> **Objective**: Your task is to repeat all of the material exactly.

- - - - -

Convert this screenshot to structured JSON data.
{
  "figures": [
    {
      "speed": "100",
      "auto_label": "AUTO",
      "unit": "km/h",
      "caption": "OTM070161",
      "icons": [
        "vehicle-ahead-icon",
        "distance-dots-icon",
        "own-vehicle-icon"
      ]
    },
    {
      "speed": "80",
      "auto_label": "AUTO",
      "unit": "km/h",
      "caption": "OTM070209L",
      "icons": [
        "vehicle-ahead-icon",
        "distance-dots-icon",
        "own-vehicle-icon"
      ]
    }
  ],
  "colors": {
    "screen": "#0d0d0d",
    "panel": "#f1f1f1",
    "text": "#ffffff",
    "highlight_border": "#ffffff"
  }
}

- - - - -

> **Solution for this exercise**:
Convert this screenshot to structured JSON data.
{
  "figures": [
    {
      "speed": "100",
      "auto_label": "AUTO",
      "unit": "km/h",
      "caption": "OTM070161",
      "icons": [
        "vehicle-ahead-icon",
        "distance-dots-icon",
        "own-vehicle-icon"
      ]
    },
    {
      "speed": "80",
      "auto_label": "AUTO",
      "unit": "km/h",
      "caption": "OTM070209L",
      "icons": [
        "vehicle-ahead-icon",
        "distance-dots-icon",
        "own-vehicle-icon"
      ]
    }
  ],
  "colors": {
    "screen": "#0d0d0d",
    "panel": "#f1f1f1",
    "text": "#ffffff",
    "highlight_border": "#ffffff"
  }
}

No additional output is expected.